What to work on =
Copy each line below without leaving any out.

Materials provided =

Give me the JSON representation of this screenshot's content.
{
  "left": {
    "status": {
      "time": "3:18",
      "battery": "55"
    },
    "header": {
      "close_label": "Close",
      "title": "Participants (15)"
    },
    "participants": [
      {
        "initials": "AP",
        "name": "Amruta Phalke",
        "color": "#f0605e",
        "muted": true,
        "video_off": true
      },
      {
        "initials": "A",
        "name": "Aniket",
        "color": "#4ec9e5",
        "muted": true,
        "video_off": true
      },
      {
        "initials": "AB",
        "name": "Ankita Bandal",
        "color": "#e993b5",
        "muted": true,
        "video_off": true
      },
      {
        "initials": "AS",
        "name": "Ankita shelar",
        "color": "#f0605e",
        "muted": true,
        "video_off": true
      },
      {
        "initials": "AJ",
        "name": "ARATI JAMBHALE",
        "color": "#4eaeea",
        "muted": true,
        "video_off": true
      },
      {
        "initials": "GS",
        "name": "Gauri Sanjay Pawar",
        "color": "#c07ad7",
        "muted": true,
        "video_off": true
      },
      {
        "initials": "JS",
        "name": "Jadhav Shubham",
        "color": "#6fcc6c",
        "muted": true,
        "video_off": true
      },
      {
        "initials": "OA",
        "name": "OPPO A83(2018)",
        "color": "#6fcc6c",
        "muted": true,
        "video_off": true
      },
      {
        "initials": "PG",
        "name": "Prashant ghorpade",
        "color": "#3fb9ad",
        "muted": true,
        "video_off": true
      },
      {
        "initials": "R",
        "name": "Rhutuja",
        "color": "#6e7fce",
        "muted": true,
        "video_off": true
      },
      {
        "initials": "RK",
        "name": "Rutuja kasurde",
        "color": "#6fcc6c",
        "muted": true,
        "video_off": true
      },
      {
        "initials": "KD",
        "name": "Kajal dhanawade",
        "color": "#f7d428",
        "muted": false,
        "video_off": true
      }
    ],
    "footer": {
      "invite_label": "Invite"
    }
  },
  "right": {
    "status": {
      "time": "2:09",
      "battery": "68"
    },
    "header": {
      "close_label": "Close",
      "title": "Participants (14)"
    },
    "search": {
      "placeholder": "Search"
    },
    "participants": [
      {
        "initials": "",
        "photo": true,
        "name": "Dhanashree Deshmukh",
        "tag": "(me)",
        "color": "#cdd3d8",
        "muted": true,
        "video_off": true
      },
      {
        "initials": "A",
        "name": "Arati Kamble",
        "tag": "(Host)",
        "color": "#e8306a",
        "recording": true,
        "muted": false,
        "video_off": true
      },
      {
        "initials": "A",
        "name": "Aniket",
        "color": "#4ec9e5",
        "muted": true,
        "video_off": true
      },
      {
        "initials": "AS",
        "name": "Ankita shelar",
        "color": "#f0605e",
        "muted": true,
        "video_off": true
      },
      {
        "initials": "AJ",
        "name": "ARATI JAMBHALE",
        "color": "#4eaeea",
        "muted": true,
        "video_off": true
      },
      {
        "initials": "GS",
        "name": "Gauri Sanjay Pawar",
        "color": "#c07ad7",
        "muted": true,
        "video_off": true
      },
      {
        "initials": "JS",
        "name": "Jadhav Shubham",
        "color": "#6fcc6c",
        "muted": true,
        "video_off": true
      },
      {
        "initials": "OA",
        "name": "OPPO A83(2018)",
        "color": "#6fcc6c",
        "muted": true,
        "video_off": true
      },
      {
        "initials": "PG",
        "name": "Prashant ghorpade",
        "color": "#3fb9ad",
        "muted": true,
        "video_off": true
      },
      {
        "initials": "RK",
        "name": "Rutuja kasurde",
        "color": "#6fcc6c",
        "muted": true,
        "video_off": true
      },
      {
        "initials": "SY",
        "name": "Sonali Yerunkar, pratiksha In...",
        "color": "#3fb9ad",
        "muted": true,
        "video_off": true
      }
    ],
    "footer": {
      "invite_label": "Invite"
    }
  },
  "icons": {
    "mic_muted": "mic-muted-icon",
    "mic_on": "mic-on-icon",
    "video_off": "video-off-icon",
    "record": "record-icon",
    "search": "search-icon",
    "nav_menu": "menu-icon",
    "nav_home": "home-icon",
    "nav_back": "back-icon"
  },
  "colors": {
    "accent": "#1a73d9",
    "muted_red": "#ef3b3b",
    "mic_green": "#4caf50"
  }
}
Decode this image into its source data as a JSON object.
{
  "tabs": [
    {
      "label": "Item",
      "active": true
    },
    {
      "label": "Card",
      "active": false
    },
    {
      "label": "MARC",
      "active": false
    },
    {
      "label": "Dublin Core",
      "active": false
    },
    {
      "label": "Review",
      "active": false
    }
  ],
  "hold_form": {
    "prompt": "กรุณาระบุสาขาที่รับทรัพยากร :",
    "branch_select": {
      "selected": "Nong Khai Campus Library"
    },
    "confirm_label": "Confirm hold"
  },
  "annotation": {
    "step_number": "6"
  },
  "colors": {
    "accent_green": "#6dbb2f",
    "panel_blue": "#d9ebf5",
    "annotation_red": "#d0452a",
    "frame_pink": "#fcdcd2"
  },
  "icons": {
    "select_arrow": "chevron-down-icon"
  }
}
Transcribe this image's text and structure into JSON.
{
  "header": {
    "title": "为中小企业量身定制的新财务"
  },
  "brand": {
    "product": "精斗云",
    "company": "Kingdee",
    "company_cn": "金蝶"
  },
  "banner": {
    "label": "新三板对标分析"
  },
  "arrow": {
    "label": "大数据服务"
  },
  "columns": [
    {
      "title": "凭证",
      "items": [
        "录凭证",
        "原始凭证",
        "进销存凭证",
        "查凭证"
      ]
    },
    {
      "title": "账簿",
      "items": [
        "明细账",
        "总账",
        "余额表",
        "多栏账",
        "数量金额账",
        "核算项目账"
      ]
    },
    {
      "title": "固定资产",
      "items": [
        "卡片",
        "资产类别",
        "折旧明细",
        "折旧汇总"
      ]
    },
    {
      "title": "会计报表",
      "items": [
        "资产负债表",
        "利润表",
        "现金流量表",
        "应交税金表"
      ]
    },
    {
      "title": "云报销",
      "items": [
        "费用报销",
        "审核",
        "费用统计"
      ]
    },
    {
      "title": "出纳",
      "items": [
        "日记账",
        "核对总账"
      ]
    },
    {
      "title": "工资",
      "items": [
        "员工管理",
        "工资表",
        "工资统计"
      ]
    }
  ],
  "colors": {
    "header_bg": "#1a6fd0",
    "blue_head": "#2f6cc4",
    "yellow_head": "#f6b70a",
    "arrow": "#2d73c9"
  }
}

Exercise answer =
Give me the JSON representation of this screenshot's content.
{
  "left": {
    "status": {
      "time": "3:18",
      "battery": "55"
    },
    "header": {
      "close_label": "Close",
      "title": "Participants (15)"
    },
    "participants": [
      {
        "initials": "AP",
        "name": "Amruta Phalke",
        "color": "#f0605e",
        "muted": true,
        "video_off": true
      },
      {
        "initials": "A",
        "name": "Aniket",
        "color": "#4ec9e5",
        "muted": true,
        "video_off": true
      },
      {
        "initials": "AB",
        "name": "Ankita Bandal",
        "color": "#e993b5",
        "muted": true,
        "video_off": true
      },
      {
        "initials": "AS",
        "name": "Ankita shelar",
        "color": "#f0605e",
        "muted": true,
        "video_off": true
      },
      {
        "initials": "AJ",
        "name": "ARATI JAMBHALE",
        "color": "#4eaeea",
        "muted": true,
        "video_off": true
      },
      {
        "initials": "GS",
        "name": "Gauri Sanjay Pawar",
        "color": "#c07ad7",
        "muted": true,
        "video_off": true
      },
      {
        "initials": "JS",
        "name": "Jadhav Shubham",
        "color": "#6fcc6c",
        "muted": true,
        "video_off": true
      },
      {
        "initials": "OA",
        "name": "OPPO A83(2018)",
        "color": "#6fcc6c",
        "muted": true,
        "video_off": true
      },
      {
        "initials": "PG",
        "name": "Prashant ghorpade",
        "color": "#3fb9ad",
        "muted": true,
        "video_off": true
      },
      {
        "initials": "R",
        "name": "Rhutuja",
        "color": "#6e7fce",
        "muted": true,
        "video_off": true
      },
      {
        "initials": "RK",
        "name": "Rutuja kasurde",
        "color": "#6fcc6c",
        "muted": true,
        "video_off": true
      },
      {
        "initials": "KD",
        "name": "Kajal dhanawade",
        "color": "#f7d428",
        "muted": false,
        "video_off": true
      }
    ],
    "footer": {
      "invite_label": "Invite"
    }
  },
  "right": {
    "status": {
      "time": "2:09",
      "battery": "68"
    },
    "header": {
      "close_label": "Close",
      "title": "Participants (14)"
    },
    "search": {
      "placeholder": "Search"
    },
    "participants": [
      {
        "initials": "",
        "photo": true,
        "name": "Dhanashree Deshmukh",
        "tag": "(me)",
        "color": "#cdd3d8",
        "muted": true,
        "video_off": true
      },
      {
        "initials": "A",
        "name": "Arati Kamble",
        "tag": "(Host)",
        "color": "#e8306a",
        "recording": true,
        "muted": false,
        "video_off": true
      },
      {
        "initials": "A",
        "name": "Aniket",
        "color": "#4ec9e5",
        "muted": true,
        "video_off": true
      },
      {
        "initials": "AS",
        "name": "Ankita shelar",
        "color": "#f0605e",
        "muted": true,
        "video_off": true
      },
      {
        "initials": "AJ",
        "name": "ARATI JAMBHALE",
        "color": "#4eaeea",
        "muted": true,
        "video_off": true
      },
      {
        "initials": "GS",
        "name": "Gauri Sanjay Pawar",
        "color": "#c07ad7",
        "muted": true,
        "video_off": true
      },
      {
        "initials": "JS",
        "name": "Jadhav Shubham",
        "color": "#6fcc6c",
        "muted": true,
        "video_off": true
      },
      {
        "initials": "OA",
        "name": "OPPO A83(2018)",
        "color": "#6fcc6c",
        "muted": true,
        "video_off": true
      },
      {
        "initials": "PG",
        "name": "Prashant ghorpade",
        "color": "#3fb9ad",
        "muted": true,
        "video_off": true
      },
      {
        "initials": "RK",
        "name": "Rutuja kasurde",
        "color": "#6fcc6c",
        "muted": true,
        "video_off": true
      },
      {
        "initials": "SY",
        "name": "Sonali Yerunkar, pratiksha In...",
        "color": "#3fb9ad",
        "muted": true,
        "video_off": true
      }
    ],
    "footer": {
      "invite_label": "Invite"
    }
  },
  "icons": {
    "mic_muted": "mic-muted-icon",
    "mic_on": "mic-on-icon",
    "video_off": "video-off-icon",
    "record": "record-icon",
    "search": "search-icon",
    "nav_menu": "menu-icon",
    "nav_home": "home-icon",
    "nav_back": "back-icon"
  },
  "colors": {
    "accent": "#1a73d9",
    "muted_red": "#ef3b3b",
    "mic_green": "#4caf50"
  }
}
Decode this image into its source data as a JSON object.
{
  "tabs": [
    {
      "label": "Item",
      "active": true
    },
    {
      "label": "Card",
      "active": false
    },
    {
      "label": "MARC",
      "active": false
    },
    {
      "label": "Dublin Core",
      "active": false
    },
    {
      "label": "Review",
      "active": false
    }
  ],
  "hold_form": {
    "prompt": "กรุณาระบุสาขาที่รับทรัพยากร :",
    "branch_select": {
      "selected": "Nong Khai Campus Library"
    },
    "confirm_label": "Confirm hold"
  },
  "annotation": {
    "step_number": "6"
  },
  "colors": {
    "accent_green": "#6dbb2f",
    "panel_blue": "#d9ebf5",
    "annotation_red": "#d0452a",
    "frame_pink": "#fcdcd2"
  },
  "icons": {
    "select_arrow": "chevron-down-icon"
  }
}
Transcribe this image's text and structure into JSON.
{
  "header": {
    "title": "为中小企业量身定制的新财务"
  },
  "brand": {
    "product": "精斗云",
    "company": "Kingdee",
    "company_cn": "金蝶"
  },
  "banner": {
    "label": "新三板对标分析"
  },
  "arrow": {
    "label": "大数据服务"
  },
  "columns": [
    {
      "title": "凭证",
      "items": [
        "录凭证",
        "原始凭证",
        "进销存凭证",
        "查凭证"
      ]
    },
    {
      "title": "账簿",
      "items": [
        "明细账",
        "总账",
        "余额表",
        "多栏账",
        "数量金额账",
        "核算项目账"
      ]
    },
    {
      "title": "固定资产",
      "items": [
        "卡片",
        "资产类别",
        "折旧明细",
        "折旧汇总"
      ]
    },
    {
      "title": "会计报表",
      "items": [
        "资产负债表",
        "利润表",
        "现金流量表",
        "应交税金表"
      ]
    },
    {
      "title": "云报销",
      "items": [
        "费用报销",
        "审核",
        "费用统计"
      ]
    },
    {
      "title": "出纳",
      "items": [
        "日记账",
        "核对总账"
      ]
    },
    {
      "title": "工资",
      "items": [
        "员工管理",
        "工资表",
        "工资统计"
      ]
    }
  ],
  "colors": {
    "header_bg": "#1a6fd0",
    "blue_head": "#2f6cc4",
    "yellow_head": "#f6b70a",
    "arrow": "#2d73c9"
  }
}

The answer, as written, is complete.